Search the data for the word "ดสำน". Reproduce every line where it is found.

++++++++++++++++++++

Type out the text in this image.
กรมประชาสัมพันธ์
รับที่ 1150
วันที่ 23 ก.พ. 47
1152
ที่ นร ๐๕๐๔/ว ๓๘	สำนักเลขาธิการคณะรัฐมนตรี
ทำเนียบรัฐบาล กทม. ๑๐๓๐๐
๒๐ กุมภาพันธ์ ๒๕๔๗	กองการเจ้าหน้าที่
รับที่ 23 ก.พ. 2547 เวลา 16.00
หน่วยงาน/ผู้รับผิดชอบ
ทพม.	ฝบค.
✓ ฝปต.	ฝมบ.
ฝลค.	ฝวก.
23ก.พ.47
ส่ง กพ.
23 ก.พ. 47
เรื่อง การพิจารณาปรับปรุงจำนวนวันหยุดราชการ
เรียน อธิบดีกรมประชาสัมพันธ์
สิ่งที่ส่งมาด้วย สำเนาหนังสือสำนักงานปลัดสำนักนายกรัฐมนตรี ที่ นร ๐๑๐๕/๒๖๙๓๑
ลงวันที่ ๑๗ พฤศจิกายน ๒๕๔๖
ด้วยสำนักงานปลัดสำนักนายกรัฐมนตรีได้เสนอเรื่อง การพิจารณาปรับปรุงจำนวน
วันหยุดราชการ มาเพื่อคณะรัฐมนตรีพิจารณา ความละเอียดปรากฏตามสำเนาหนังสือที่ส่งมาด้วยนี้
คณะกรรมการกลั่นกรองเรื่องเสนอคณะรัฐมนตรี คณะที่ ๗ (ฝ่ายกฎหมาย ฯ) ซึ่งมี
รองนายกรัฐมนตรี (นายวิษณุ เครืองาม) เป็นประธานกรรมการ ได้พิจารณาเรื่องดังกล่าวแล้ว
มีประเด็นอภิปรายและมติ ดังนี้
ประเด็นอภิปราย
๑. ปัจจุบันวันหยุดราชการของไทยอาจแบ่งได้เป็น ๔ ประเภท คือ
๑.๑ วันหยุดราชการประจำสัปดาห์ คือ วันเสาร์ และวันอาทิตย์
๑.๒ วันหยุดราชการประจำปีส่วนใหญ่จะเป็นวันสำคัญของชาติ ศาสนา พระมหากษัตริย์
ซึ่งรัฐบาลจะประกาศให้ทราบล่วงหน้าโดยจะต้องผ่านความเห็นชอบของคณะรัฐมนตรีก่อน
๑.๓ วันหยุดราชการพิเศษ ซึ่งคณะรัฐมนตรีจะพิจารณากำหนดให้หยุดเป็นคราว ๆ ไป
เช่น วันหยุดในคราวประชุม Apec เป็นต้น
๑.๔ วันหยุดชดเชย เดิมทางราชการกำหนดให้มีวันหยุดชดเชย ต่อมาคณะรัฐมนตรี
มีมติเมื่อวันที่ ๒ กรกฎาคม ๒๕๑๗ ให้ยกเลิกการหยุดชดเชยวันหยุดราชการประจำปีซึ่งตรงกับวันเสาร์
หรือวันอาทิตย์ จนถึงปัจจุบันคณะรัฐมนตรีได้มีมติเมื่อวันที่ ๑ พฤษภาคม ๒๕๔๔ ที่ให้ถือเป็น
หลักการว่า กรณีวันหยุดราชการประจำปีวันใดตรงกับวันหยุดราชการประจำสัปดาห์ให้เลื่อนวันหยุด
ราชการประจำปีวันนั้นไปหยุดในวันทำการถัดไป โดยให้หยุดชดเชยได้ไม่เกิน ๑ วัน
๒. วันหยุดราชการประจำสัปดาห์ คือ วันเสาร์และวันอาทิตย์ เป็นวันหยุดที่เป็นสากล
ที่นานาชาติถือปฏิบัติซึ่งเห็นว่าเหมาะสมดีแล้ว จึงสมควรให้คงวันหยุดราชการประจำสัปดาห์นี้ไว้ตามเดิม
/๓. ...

++++++++++++++++++++

• **Right answer**:
สิ่งที่ส่งมาด้วย สำเนาหนังสือสำนักงานปลัดสำนักนายกรัฐมนตรี ที่ นร ๐๑๐๕/๒๖๙๓๑
ด้วยสำนักงานปลัดสำนักนายกรัฐมนตรีได้เสนอเรื่อง การพิจารณาปรับปรุงจำนวน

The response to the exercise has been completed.